_What is asked_
Repeat each record exactly as written, and drop any images.

_Rows_
╔══
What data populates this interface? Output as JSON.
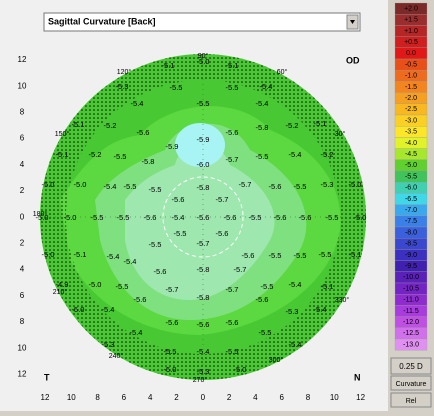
{
  "view_selector": {
    "label": "Sagittal Curvature [Back]"
  },
  "map": {
    "eye": "OD",
    "left_label": "T",
    "right_label": "N",
    "x_axis": [
      "12",
      "10",
      "8",
      "6",
      "4",
      "2",
      "0",
      "2",
      "4",
      "6",
      "8",
      "10",
      "12"
    ],
    "y_axis": [
      "12",
      "10",
      "8",
      "6",
      "4",
      "2",
      "0",
      "2",
      "4",
      "6",
      "8",
      "10",
      "12"
    ],
    "angles": [
      "90°",
      "60°",
      "120°",
      "30°",
      "150°",
      "180°",
      "210°",
      "330°",
      "240°",
      "300°",
      "270°"
    ],
    "readings": [
      "-5.1",
      "-5.0",
      "-5.1",
      "-5.3",
      "-5.5",
      "-5.5",
      "-5.4",
      "-5.4",
      "-5.5",
      "-5.4",
      "-5.1",
      "-5.2",
      "-5.2",
      "-5.1",
      "-5.6",
      "-5.9",
      "-5.6",
      "-5.8",
      "-5.1",
      "-5.2",
      "-5.5",
      "-5.8",
      "-5.9",
      "-5.7",
      "-5.5",
      "-5.4",
      "-5.2",
      "-6.0",
      "-5.0",
      "-5.0",
      "-5.4",
      "-5.5",
      "-5.5",
      "-5.8",
      "-5.7",
      "-5.6",
      "-5.5",
      "-5.3",
      "-5.0",
      "-5.6",
      "-5.7",
      "-5.0",
      "-5.0",
      "-5.5",
      "-5.5",
      "-5.6",
      "-5.4",
      "-5.6",
      "-5.6",
      "-5.5",
      "-5.6",
      "-5.6",
      "-5.5",
      "-5.0",
      "-5.5",
      "-5.6",
      "-5.5",
      "-5.7",
      "-5.0",
      "-5.1",
      "-5.4",
      "-5.4",
      "-5.6",
      "-5.5",
      "-5.5",
      "-5.5",
      "-5.1",
      "-5.8",
      "-5.7",
      "-5.6",
      "-4.9",
      "-5.0",
      "-5.5",
      "-5.5",
      "-5.4",
      "-5.1",
      "-5.7",
      "-5.7",
      "-5.8",
      "-5.6",
      "-5.6",
      "-5.0",
      "-5.4",
      "-5.3",
      "-5.4",
      "-5.6",
      "-5.6",
      "-5.6",
      "-5.4",
      "-5.5",
      "-5.3",
      "-5.4",
      "-5.5",
      "-5.4",
      "-5.5",
      "-5.0",
      "-5.3",
      "-5.0"
    ]
  },
  "scale": {
    "steps": [
      {
        "label": "+2.0",
        "color": "#7b2a2a"
      },
      {
        "label": "+1.5",
        "color": "#9a2e2e"
      },
      {
        "label": "+1.0",
        "color": "#b52727"
      },
      {
        "label": "+0.5",
        "color": "#cf1f1f"
      },
      {
        "label": "0.0",
        "color": "#e01818"
      },
      {
        "label": "-0.5",
        "color": "#e8501a"
      },
      {
        "label": "-1.0",
        "color": "#ee6a1c"
      },
      {
        "label": "-1.5",
        "color": "#f2851f"
      },
      {
        "label": "-2.0",
        "color": "#f5a020"
      },
      {
        "label": "-2.5",
        "color": "#f8b822"
      },
      {
        "label": "-3.0",
        "color": "#fbd024"
      },
      {
        "label": "-3.5",
        "color": "#fde628"
      },
      {
        "label": "-4.0",
        "color": "#e2f22a"
      },
      {
        "label": "-4.5",
        "color": "#a8e82c"
      },
      {
        "label": "-5.0",
        "color": "#5fd030"
      },
      {
        "label": "-5.5",
        "color": "#3fc35a"
      },
      {
        "label": "-6.0",
        "color": "#3ed0b0"
      },
      {
        "label": "-6.5",
        "color": "#40d8e8"
      },
      {
        "label": "-7.0",
        "color": "#3aa8ec"
      },
      {
        "label": "-7.5",
        "color": "#3a80e6"
      },
      {
        "label": "-8.0",
        "color": "#3a60dc"
      },
      {
        "label": "-8.5",
        "color": "#3a48d0"
      },
      {
        "label": "-9.0",
        "color": "#3c30c0"
      },
      {
        "label": "-9.5",
        "color": "#4020b0"
      },
      {
        "label": "-10.0",
        "color": "#5a20b8"
      },
      {
        "label": "-10.5",
        "color": "#7424c4"
      },
      {
        "label": "-11.0",
        "color": "#8e2cd0"
      },
      {
        "label": "-11.5",
        "color": "#a83cdc"
      },
      {
        "label": "-12.0",
        "color": "#c050e4"
      },
      {
        "label": "-12.5",
        "color": "#d070ea"
      },
      {
        "label": "-13.0",
        "color": "#e090f0"
      }
    ],
    "step_label": "0.25 D",
    "mode_button": "Curvature",
    "rel_button": "Rel"
  }
}
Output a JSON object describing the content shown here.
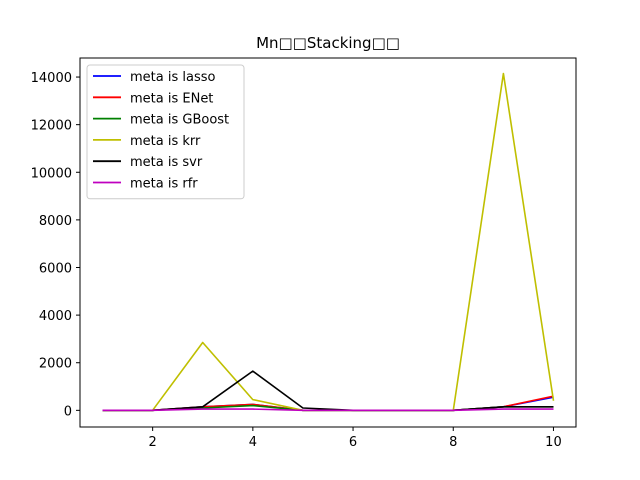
╚══
_Answer below_
What data populates this interface? Output as JSON.
{
  "view_selector": {
    "label": "Sagittal Curvature [Back]"
  },
  "map": {
    "eye": "OD",
    "left_label": "T",
    "right_label": "N",
    "x_axis": [
      "12",
      "10",
      "8",
      "6",
      "4",
      "2",
      "0",
      "2",
      "4",
      "6",
      "8",
      "10",
      "12"
    ],
    "y_axis": [
      "12",
      "10",
      "8",
      "6",
      "4",
      "2",
      "0",
      "2",
      "4",
      "6",
      "8",
      "10",
      "12"
    ],
    "angles": [
      "90°",
      "60°",
      "120°",
      "30°",
      "150°",
      "180°",
      "210°",
      "330°",
      "240°",
      "300°",
      "270°"
    ],
    "readings": [
      "-5.1",
      "-5.0",
      "-5.1",
      "-5.3",
      "-5.5",
      "-5.5",
      "-5.4",
      "-5.4",
      "-5.5",
      "-5.4",
      "-5.1",
      "-5.2",
      "-5.2",
      "-5.1",
      "-5.6",
      "-5.9",
      "-5.6",
      "-5.8",
      "-5.1",
      "-5.2",
      "-5.5",
      "-5.8",
      "-5.9",
      "-5.7",
      "-5.5",
      "-5.4",
      "-5.2",
      "-6.0",
      "-5.0",
      "-5.0",
      "-5.4",
      "-5.5",
      "-5.5",
      "-5.8",
      "-5.7",
      "-5.6",
      "-5.5",
      "-5.3",
      "-5.0",
      "-5.6",
      "-5.7",
      "-5.0",
      "-5.0",
      "-5.5",
      "-5.5",
      "-5.6",
      "-5.4",
      "-5.6",
      "-5.6",
      "-5.5",
      "-5.6",
      "-5.6",
      "-5.5",
      "-5.0",
      "-5.5",
      "-5.6",
      "-5.5",
      "-5.7",
      "-5.0",
      "-5.1",
      "-5.4",
      "-5.4",
      "-5.6",
      "-5.5",
      "-5.5",
      "-5.5",
      "-5.1",
      "-5.8",
      "-5.7",
      "-5.6",
      "-4.9",
      "-5.0",
      "-5.5",
      "-5.5",
      "-5.4",
      "-5.1",
      "-5.7",
      "-5.7",
      "-5.8",
      "-5.6",
      "-5.6",
      "-5.0",
      "-5.4",
      "-5.3",
      "-5.4",
      "-5.6",
      "-5.6",
      "-5.6",
      "-5.4",
      "-5.5",
      "-5.3",
      "-5.4",
      "-5.5",
      "-5.4",
      "-5.5",
      "-5.0",
      "-5.3",
      "-5.0"
    ]
  },
  "scale": {
    "steps": [
      {
        "label": "+2.0",
        "color": "#7b2a2a"
      },
      {
        "label": "+1.5",
        "color": "#9a2e2e"
      },
      {
        "label": "+1.0",
        "color": "#b52727"
      },
      {
        "label": "+0.5",
        "color": "#cf1f1f"
      },
      {
        "label": "0.0",
        "color": "#e01818"
      },
      {
        "label": "-0.5",
        "color": "#e8501a"
      },
      {
        "label": "-1.0",
        "color": "#ee6a1c"
      },
      {
        "label": "-1.5",
        "color": "#f2851f"
      },
      {
        "label": "-2.0",
        "color": "#f5a020"
      },
      {
        "label": "-2.5",
        "color": "#f8b822"
      },
      {
        "label": "-3.0",
        "color": "#fbd024"
      },
      {
        "label": "-3.5",
        "color": "#fde628"
      },
      {
        "label": "-4.0",
        "color": "#e2f22a"
      },
      {
        "label": "-4.5",
        "color": "#a8e82c"
      },
      {
        "label": "-5.0",
        "color": "#5fd030"
      },
      {
        "label": "-5.5",
        "color": "#3fc35a"
      },
      {
        "label": "-6.0",
        "color": "#3ed0b0"
      },
      {
        "label": "-6.5",
        "color": "#40d8e8"
      },
      {
        "label": "-7.0",
        "color": "#3aa8ec"
      },
      {
        "label": "-7.5",
        "color": "#3a80e6"
      },
      {
        "label": "-8.0",
        "color": "#3a60dc"
      },
      {
        "label": "-8.5",
        "color": "#3a48d0"
      },
      {
        "label": "-9.0",
        "color": "#3c30c0"
      },
      {
        "label": "-9.5",
        "color": "#4020b0"
      },
      {
        "label": "-10.0",
        "color": "#5a20b8"
      },
      {
        "label": "-10.5",
        "color": "#7424c4"
      },
      {
        "label": "-11.0",
        "color": "#8e2cd0"
      },
      {
        "label": "-11.5",
        "color": "#a83cdc"
      },
      {
        "label": "-12.0",
        "color": "#c050e4"
      },
      {
        "label": "-12.5",
        "color": "#d070ea"
      },
      {
        "label": "-13.0",
        "color": "#e090f0"
      }
    ],
    "step_label": "0.25 D",
    "mode_button": "Curvature",
    "rel_button": "Rel"
  }
}
Output a JSON object describing the content shown here.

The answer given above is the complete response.